• [ページ抜粋]:
____
大阪市立小中学校におけるオンライン授業と通常授業の併用は、約1か月ほど続けられました。
松井市長によるトップダウンで決定されたこの方針に対し、現場を預かる学校長から不満が噴出しています。前代未聞です。
幾つかご紹介します。
市立大国小(大阪市浪速区)は26日にオンライン授業を選択した児童は全体の2割強だった。意向調査で多くの家庭が対面授業を希望したからだ。
同校で2年生の娘(7)を持つ母親は自宅での授業はプリント学習が主なため、登校する児童と比べて勉強への意欲が低下することや、朝起きられなくなることが心配という。「先生と相談しながら登校するかどうか検討したい」と話した。
岡田治美校長は「児童や保護者が混乱しないようなやり方を探りたい」と話す。自宅でオンライン授業を受ける児童についても登校時に様子を聞き取りながら、授業の理解に遅れが出ないよう気を配っていく考えを示した。
https://www.nikkei.com/article/DGXZQOUF2618X0W1A420C2000000/
オンライン授業について、学校現場からは戸惑いの声も上がる。市立墨江丘(すみえがおか)中学校(大阪市住吉区)の林憲治郎校長は「学校によってはハード面もソフト面も整っておらず、格差が生じる」と懸念を示す。
同校には全校生徒分のパソコンが配備されたが、アダプターは1学年分しかなく家庭では充電できない。林校長は「約500人の生徒に一斉に動画配信できる回線も整っていない」と指摘する。昨年の臨時休校中と同様、必要な生徒には端末を貸与。学習には民間が提供する授業動画を活用し、ホームルームをオンラインで行う方針という。
市立大国小学校(同市浪速区)では、他校のアクセスが集中しがちな午前を避け、毎日午後の1コマ程度をオンラインでつなぐ形を想定。授業が長時間になれば児童の集中力が途切れがちになるため、プリント学習が主体となる。
____
• [データ]:
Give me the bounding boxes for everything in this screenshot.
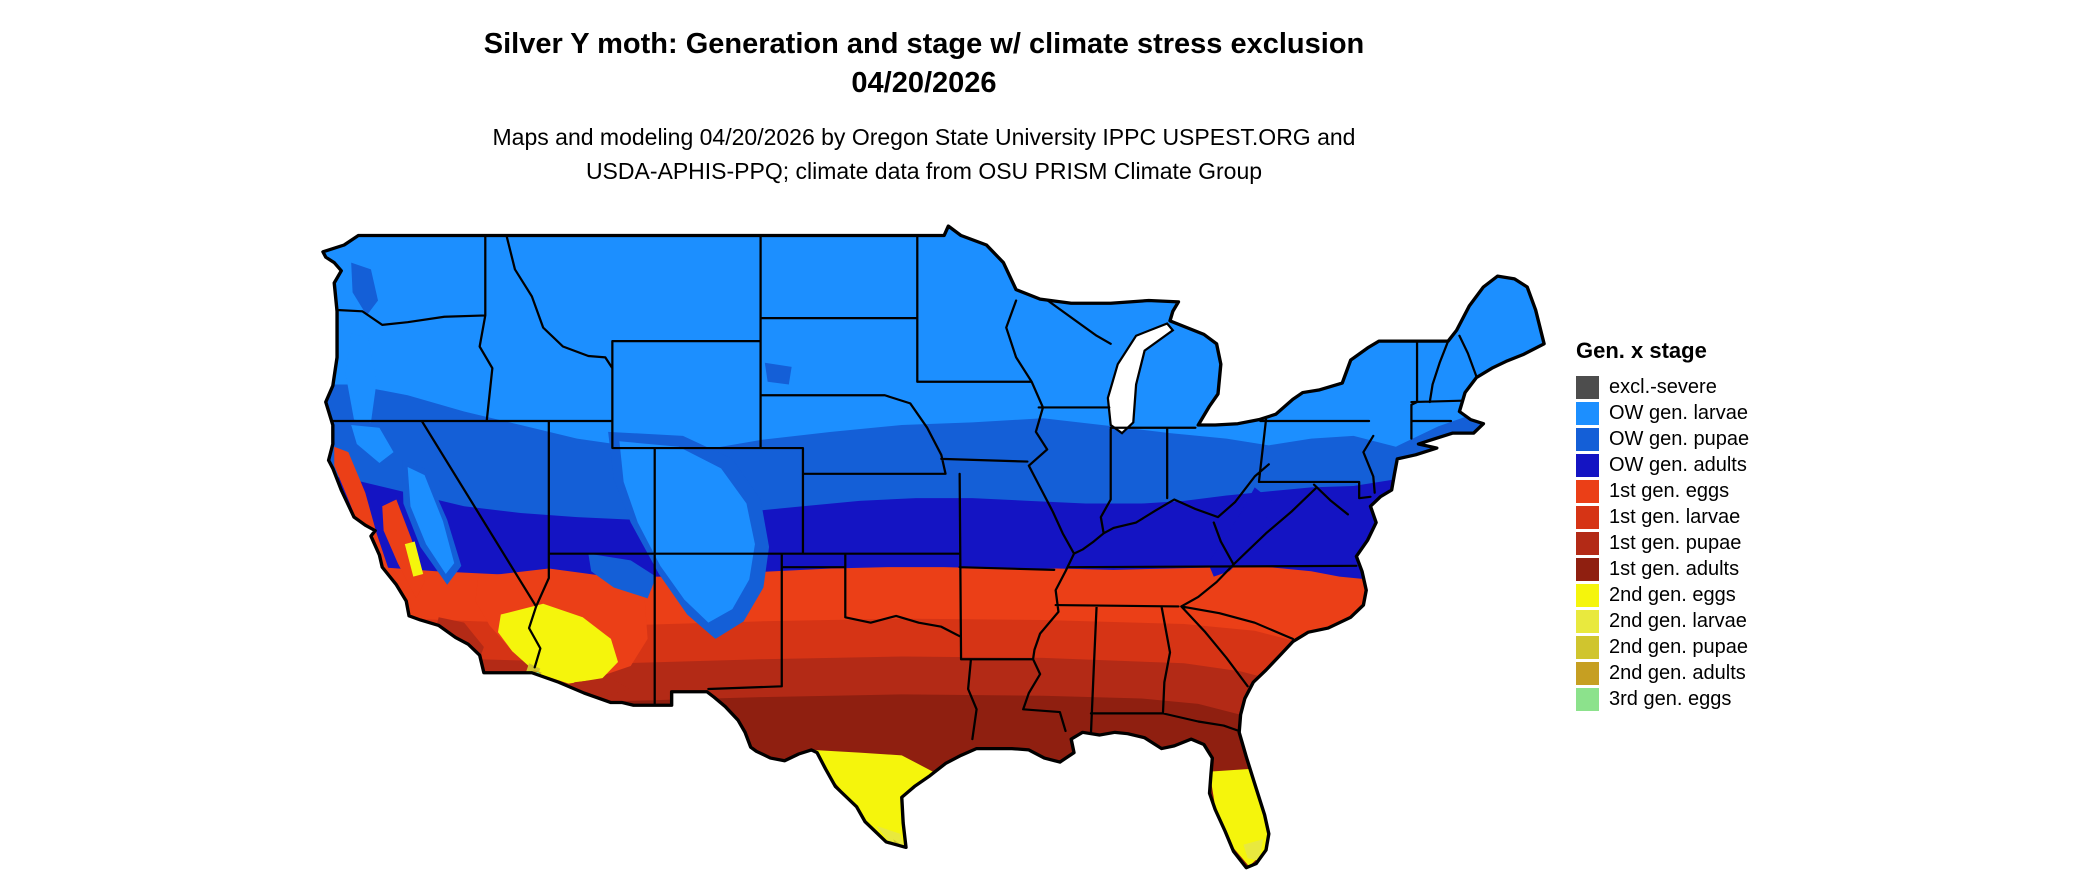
____
• [課題一覧]:
- A) 大阪市のオンライン授業についての記事によると、墨江丘中学校に配備されたパソコンのアダプターは何学年分ですか。
- B) 大阪市のオンライン授業についての記事を、最後の文の後から書き継いでください。

• [解答一覧]:
- A) 1学年分です。

- B)
岡田治美校長は「市長が方針を表明した以上、学校が『できない』というのは保護者に説明がつかない」と話し、オンライン授業開始後も「ネットにつながらないなどトラブルがあれば教員が家庭訪問する。そのくらいの細やかな対応が求められる」とみる。
https://www.sankei.com/life/news/210420/lif2104200051-n1.html
ICTを活用した教育に力を入れる市立本田小(同市西区)は、全学年で双方向型のオンライン授業を実施中。「保護者の協力もあり、ネット環境が改善された」と銭本三千宏校長は手応えを語るが、別の小学校の校長は「双方向のオンライン授業ができているのは一部の先進校だけ」と明かす。
https://www.sankei.com/life/news/210510/lif2105100045-n1.html
https://youtu.be/qsqD7Ygtni8?t=55
住之江区の住吉川小学校では、プリントなどを使った対面で授業が行われました。
市教委の方針が示されてから、通信状況の確認などの準備を行いましたが、音声が途切れるなどのトラブルが相次ぎ、オンライン学習は断念することになりました。
また、生徒に配布されているパソコンの充電器の一部が18日に届くなど、機材が揃っている状態ではありませんでした。
【大阪市立住吉川小学校 福崎真広 校長】
「パソコンに長けてる支援員さんが常駐してくれないと賄いきれないとかということは、多々あったんで。現場はわかってるんだけど、行政的なところで目に見えてないところがあって、もっと融通きいた理解を示して欲しかったというのはありますね」
また、福崎校長は、自宅での学習による、児童の生活への影響も懸念しています。
【大阪市立住吉川小学校 福崎真広 校長】
「小学校ができるところっていうのは、子供たちが来て、生活リズムを整えて、学習に頑張ってもらうっていうことが事実なので。学校でしか今子供たちが経験できないことっていうのを大事にしたい」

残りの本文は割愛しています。